◆ **EXERCISE PROMPT**:
Return all of the data exactly as given.

◆ **DATA SUPPLIED**:

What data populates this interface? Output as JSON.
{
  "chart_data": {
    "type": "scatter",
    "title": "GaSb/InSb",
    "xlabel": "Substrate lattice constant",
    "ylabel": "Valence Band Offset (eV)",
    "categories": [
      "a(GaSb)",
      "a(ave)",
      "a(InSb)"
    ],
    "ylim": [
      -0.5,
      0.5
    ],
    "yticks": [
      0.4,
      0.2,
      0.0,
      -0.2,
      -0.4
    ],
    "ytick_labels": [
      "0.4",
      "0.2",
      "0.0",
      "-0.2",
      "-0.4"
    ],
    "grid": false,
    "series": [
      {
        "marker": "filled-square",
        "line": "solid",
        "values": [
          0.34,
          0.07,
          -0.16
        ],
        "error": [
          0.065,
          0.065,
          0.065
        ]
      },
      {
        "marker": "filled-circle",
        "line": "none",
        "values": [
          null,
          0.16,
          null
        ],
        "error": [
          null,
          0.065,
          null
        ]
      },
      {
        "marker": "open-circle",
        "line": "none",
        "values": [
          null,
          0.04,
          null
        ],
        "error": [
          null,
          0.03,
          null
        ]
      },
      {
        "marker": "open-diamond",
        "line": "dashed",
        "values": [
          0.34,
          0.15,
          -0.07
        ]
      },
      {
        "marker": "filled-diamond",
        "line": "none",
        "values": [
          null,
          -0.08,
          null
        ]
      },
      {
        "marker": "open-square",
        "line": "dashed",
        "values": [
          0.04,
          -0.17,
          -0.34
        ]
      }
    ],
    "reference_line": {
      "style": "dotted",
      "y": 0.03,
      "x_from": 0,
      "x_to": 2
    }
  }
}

◆ **TASK OUTPUT**:
What data populates this interface? Output as JSON.
{
  "chart_data": {
    "type": "scatter",
    "title": "GaSb/InSb",
    "xlabel": "Substrate lattice constant",
    "ylabel": "Valence Band Offset (eV)",
    "categories": [
      "a(GaSb)",
      "a(ave)",
      "a(InSb)"
    ],
    "ylim": [
      -0.5,
      0.5
    ],
    "yticks": [
      0.4,
      0.2,
      0.0,
      -0.2,
      -0.4
    ],
    "ytick_labels": [
      "0.4",
      "0.2",
      "0.0",
      "-0.2",
      "-0.4"
    ],
    "grid": false,
    "series": [
      {
        "marker": "filled-square",
        "line": "solid",
        "values": [
          0.34,
          0.07,
          -0.16
        ],
        "error": [
          0.065,
          0.065,
          0.065
        ]
      },
      {
        "marker": "filled-circle",
        "line": "none",
        "values": [
          null,
          0.16,
          null
        ],
        "error": [
          null,
          0.065,
          null
        ]
      },
      {
        "marker": "open-circle",
        "line": "none",
        "values": [
          null,
          0.04,
          null
        ],
        "error": [
          null,
          0.03,
          null
        ]
      },
      {
        "marker": "open-diamond",
        "line": "dashed",
        "values": [
          0.34,
          0.15,
          -0.07
        ]
      },
      {
        "marker": "filled-diamond",
        "line": "none",
        "values": [
          null,
          -0.08,
          null
        ]
      },
      {
        "marker": "open-square",
        "line": "dashed",
        "values": [
          0.04,
          -0.17,
          -0.34
        ]
      }
    ],
    "reference_line": {
      "style": "dotted",
      "y": 0.03,
      "x_from": 0,
      "x_to": 2
    }
  }
}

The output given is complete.